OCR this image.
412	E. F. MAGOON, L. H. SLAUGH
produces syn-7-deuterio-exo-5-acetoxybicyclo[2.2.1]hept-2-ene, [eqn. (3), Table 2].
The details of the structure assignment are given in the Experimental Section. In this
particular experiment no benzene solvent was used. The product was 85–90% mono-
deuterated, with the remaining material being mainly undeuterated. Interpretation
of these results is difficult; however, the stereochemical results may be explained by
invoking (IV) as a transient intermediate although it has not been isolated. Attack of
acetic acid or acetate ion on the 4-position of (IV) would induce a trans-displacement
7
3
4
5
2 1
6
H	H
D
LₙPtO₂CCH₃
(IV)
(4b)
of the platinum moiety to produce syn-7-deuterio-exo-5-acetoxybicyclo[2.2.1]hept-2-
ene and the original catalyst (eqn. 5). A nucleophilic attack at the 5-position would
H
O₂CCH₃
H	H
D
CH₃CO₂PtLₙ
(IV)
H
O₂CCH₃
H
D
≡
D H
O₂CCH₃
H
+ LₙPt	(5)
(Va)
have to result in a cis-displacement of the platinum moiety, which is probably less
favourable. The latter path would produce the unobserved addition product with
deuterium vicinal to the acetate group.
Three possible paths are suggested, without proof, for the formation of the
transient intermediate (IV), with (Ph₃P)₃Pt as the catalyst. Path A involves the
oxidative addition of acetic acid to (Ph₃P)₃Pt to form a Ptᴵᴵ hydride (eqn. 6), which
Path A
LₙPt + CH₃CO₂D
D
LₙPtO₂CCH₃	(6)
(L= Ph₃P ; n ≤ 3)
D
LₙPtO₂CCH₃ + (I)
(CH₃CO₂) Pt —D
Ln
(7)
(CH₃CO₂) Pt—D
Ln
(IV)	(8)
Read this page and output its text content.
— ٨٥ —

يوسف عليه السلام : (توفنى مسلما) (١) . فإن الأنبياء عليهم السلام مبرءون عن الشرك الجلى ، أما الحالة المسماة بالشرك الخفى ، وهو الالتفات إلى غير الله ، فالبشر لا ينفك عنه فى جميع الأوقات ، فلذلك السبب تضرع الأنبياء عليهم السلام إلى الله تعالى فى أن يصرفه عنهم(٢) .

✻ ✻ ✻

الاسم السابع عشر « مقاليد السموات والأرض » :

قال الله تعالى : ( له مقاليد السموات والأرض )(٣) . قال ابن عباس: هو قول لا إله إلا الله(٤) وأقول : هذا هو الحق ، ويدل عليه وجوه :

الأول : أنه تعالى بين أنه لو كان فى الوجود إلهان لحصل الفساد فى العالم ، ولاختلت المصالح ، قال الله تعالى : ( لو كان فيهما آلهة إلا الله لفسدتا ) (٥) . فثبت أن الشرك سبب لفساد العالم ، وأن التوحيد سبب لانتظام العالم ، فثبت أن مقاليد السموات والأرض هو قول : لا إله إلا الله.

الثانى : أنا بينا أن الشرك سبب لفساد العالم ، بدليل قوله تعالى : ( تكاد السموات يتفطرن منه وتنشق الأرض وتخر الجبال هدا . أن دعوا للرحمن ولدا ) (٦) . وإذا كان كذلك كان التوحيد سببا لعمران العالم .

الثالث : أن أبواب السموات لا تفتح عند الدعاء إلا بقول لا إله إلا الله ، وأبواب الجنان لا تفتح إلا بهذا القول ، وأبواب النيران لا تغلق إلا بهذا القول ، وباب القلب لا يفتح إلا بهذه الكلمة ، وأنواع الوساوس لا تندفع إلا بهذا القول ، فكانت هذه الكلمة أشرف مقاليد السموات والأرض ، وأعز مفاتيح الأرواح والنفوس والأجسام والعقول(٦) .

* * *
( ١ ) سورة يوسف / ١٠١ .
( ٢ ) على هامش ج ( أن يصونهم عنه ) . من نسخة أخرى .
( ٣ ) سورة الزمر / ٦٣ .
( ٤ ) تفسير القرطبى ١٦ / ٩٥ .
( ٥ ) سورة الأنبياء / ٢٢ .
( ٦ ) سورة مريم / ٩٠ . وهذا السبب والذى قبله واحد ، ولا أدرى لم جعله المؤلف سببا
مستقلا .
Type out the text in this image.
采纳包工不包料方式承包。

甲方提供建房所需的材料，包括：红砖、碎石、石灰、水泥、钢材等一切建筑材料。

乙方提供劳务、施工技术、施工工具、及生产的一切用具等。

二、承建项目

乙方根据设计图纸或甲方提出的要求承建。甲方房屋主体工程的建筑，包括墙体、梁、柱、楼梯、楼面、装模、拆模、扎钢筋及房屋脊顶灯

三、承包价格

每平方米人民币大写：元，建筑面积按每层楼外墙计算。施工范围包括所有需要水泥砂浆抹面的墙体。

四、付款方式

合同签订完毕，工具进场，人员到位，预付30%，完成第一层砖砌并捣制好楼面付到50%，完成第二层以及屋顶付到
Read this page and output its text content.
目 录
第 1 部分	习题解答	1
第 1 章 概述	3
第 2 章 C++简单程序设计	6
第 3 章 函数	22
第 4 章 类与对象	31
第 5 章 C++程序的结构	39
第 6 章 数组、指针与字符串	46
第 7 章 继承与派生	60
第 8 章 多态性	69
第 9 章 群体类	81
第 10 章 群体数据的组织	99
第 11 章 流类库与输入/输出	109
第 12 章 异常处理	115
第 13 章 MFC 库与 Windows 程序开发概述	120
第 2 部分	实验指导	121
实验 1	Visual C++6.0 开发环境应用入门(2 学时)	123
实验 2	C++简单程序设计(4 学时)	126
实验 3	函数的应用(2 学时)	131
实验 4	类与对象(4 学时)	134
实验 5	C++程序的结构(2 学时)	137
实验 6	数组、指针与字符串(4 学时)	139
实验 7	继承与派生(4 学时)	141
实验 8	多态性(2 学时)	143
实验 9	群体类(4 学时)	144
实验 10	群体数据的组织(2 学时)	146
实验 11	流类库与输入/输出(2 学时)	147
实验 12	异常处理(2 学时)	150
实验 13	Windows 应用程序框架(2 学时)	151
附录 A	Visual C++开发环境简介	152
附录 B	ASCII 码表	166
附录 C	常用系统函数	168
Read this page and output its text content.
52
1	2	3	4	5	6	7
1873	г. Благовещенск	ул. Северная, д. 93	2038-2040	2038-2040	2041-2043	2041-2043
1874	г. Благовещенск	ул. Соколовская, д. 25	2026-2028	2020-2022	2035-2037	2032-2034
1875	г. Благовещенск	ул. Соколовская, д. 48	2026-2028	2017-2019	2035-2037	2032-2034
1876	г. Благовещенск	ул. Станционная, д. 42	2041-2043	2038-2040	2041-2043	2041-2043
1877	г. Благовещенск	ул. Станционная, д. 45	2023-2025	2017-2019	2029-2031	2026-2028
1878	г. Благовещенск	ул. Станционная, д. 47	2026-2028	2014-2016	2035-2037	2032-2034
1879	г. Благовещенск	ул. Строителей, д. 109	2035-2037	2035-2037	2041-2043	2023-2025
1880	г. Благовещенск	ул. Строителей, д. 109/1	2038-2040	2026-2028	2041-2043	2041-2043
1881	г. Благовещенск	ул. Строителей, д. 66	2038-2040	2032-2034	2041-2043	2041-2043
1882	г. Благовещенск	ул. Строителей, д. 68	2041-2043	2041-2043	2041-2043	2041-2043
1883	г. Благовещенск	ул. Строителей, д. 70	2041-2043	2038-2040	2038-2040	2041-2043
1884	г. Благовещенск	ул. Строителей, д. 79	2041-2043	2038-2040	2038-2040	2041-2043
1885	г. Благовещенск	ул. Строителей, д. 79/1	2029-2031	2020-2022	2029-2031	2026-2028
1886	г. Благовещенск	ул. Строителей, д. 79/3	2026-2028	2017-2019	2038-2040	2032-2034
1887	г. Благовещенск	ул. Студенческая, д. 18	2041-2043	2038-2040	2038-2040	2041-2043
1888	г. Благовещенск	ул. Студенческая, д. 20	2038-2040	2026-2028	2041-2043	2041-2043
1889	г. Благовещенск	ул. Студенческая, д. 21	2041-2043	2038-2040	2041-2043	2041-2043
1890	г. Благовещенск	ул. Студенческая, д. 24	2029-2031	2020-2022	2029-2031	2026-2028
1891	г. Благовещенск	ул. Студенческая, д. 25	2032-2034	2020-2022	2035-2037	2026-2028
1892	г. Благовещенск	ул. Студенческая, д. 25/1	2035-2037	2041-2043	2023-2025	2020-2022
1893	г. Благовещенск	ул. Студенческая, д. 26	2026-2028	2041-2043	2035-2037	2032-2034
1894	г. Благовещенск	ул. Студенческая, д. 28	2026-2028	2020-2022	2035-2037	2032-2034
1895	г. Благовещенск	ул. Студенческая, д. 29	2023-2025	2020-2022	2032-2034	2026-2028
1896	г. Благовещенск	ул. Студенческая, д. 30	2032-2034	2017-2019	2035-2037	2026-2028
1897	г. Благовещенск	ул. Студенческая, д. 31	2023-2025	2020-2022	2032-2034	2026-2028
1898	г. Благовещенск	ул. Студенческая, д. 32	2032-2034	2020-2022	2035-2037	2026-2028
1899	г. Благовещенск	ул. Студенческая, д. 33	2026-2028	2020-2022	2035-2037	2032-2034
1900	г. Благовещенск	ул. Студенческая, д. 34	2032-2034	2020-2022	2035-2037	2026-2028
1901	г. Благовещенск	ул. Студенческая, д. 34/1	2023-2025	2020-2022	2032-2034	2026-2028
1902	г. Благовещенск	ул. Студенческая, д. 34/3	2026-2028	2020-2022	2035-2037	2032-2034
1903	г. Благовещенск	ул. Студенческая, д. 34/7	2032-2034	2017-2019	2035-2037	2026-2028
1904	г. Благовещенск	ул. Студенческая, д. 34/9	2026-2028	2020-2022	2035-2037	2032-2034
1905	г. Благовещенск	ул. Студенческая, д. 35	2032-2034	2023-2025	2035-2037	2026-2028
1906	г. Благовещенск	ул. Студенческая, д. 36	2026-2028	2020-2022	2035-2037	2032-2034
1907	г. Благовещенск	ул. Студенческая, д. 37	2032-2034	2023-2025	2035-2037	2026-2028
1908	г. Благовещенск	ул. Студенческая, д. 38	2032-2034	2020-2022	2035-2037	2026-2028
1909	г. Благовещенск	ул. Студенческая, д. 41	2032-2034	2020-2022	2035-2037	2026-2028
----------
- _TASK BRIEF_
Pull every line containing the word "catalyst" out of the entries above.

- _SOLUTION TO THIS TASK_
ene and the original catalyst (eqn. 5). A nucleophilic attack at the 5-position would
transient intermediate (IV), with (Ph₃P)₃Pt as the catalyst. Path A involves the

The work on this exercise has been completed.